STATED PROBLEM A - Count how many lines of the rows below contain the string "Informazione", matching case exactly. Give only the number.

EXCERPT -
......

Old Poem Same Feeling

The poem I read for this audio was “With Whom, Then, Should I Sleep?” by George Ives. George Ives is really underrated, as historical figures go. He was a huge social rights activist, a scholar, and a poet (though I’ll be the first to admit his poetry is…lacking, in a lot of ways). However, all anyone seems to remember him for is his association with Oscar Wilde. With this assignment, I wanted to pay tribute to George Ives, and bring some attention to his accomplishments. I chose this poem because I think at it’s essence, it sums up a lot of Ives’s character. He was lonely, and very concerned with death, but pushed through and did his best to change society anyway. The track I put under the audio was from the instrumental version of ‘Fools’, by Troye Sivan. Ives was both gay and a huge proponent for equal rights, so I definitely wanted to use a gay musician’s song underneath my reading.

To create this audio, I decided to use Audacity.

Once I’d opened the application, I sat down to record myself reading the poem. I read it off of poetrynook, the literal only place I could find this poem online.

The next step was to go up to ‘Tracks’, hover the mouse over ‘Add New’, and then click ‘Stereo Track’. On a Stereo Track, I could copy and paste the audio of the song that would play underneath the poem. I went ahead and downloaded the sound file for Troye Sivan’s “Fools” off of Youtube, opened it in Audacity, and highlighted the softer piano part near the beginning. The rest of the song is pretty loud, and I just wanted to use that quiet piano part so that it wouldn’t be too distracting from the words I was reading.

......

DATA TO PROCESS -
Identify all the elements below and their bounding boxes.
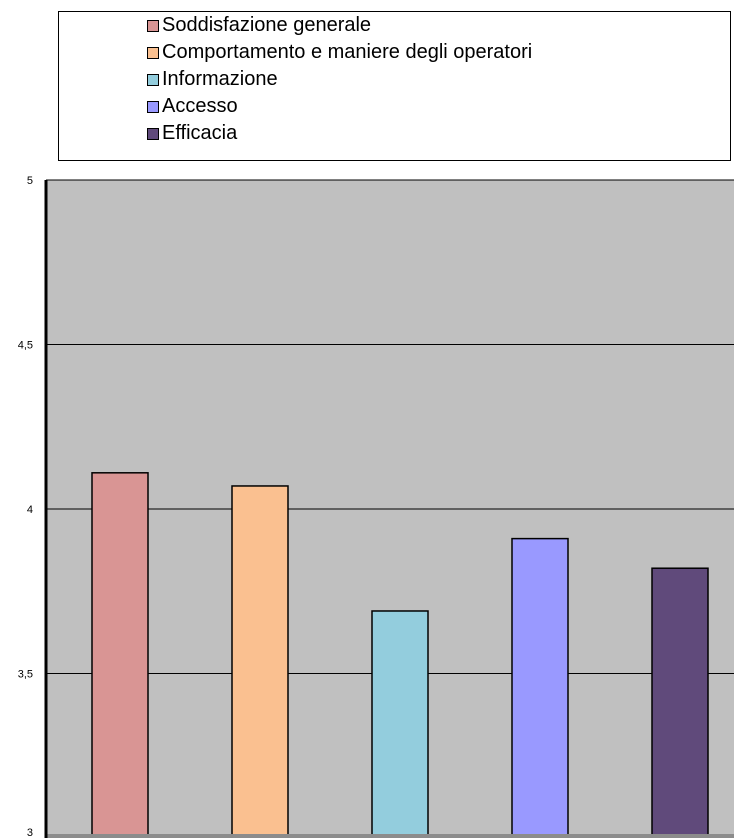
- legend-swatch: [147, 127, 159, 140]
- bar: [511, 537, 569, 838]
- legend-swatch: [147, 46, 159, 59]
- legend-label: Comportamento e maniere degli operatori: [162, 41, 533, 63]
- legend-label: Efficacia: [162, 122, 238, 144]
- legend: Soddisfazione generale Comportamento e ma…: [58, 11, 731, 161]
- legend-label: Informazione: [162, 68, 278, 90]
- legend-item: Informazione: [147, 66, 532, 93]
- bar: [231, 485, 289, 838]
- legend-item: Soddisfazione generale: [147, 12, 532, 39]
- axis-floor: [46, 834, 734, 838]
- y-tick-label: 5: [27, 175, 33, 187]
- legend-item: Efficacia: [147, 120, 532, 147]
- legend-item: Comportamento e maniere degli operatori: [147, 39, 532, 66]
- y-tick-label: 3: [27, 827, 33, 838]
- legend-swatch: [147, 73, 159, 86]
- y-axis: 3 3,5 4 4,5 5: [18, 175, 48, 838]
- bar: [371, 610, 429, 838]
- legend-item: Accesso: [147, 93, 532, 120]
- bars: [46, 472, 734, 838]
- y-tick-label: 4,5: [18, 340, 33, 352]
- legend-label: Soddisfazione generale: [162, 14, 372, 36]
- legend-swatch: [147, 100, 159, 113]
- bar: [91, 472, 149, 838]
- legend-list: Soddisfazione generale Comportamento e ma…: [147, 12, 532, 147]
- legend-label: Accesso: [162, 95, 238, 117]
- bar: [651, 567, 709, 838]
- legend-swatch: [147, 19, 159, 32]
- y-tick-label: 3,5: [18, 669, 33, 681]
- y-tick-label: 4: [27, 504, 33, 516]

......

STATED PROBLEM B - In the post about recording the poem, which menu items does the writer name in the steps for adding a new track? List them in order.

COMPLETE RESPONSE A - 2

COMPLETE RESPONSE B - Tracks, Add New, Stereo Track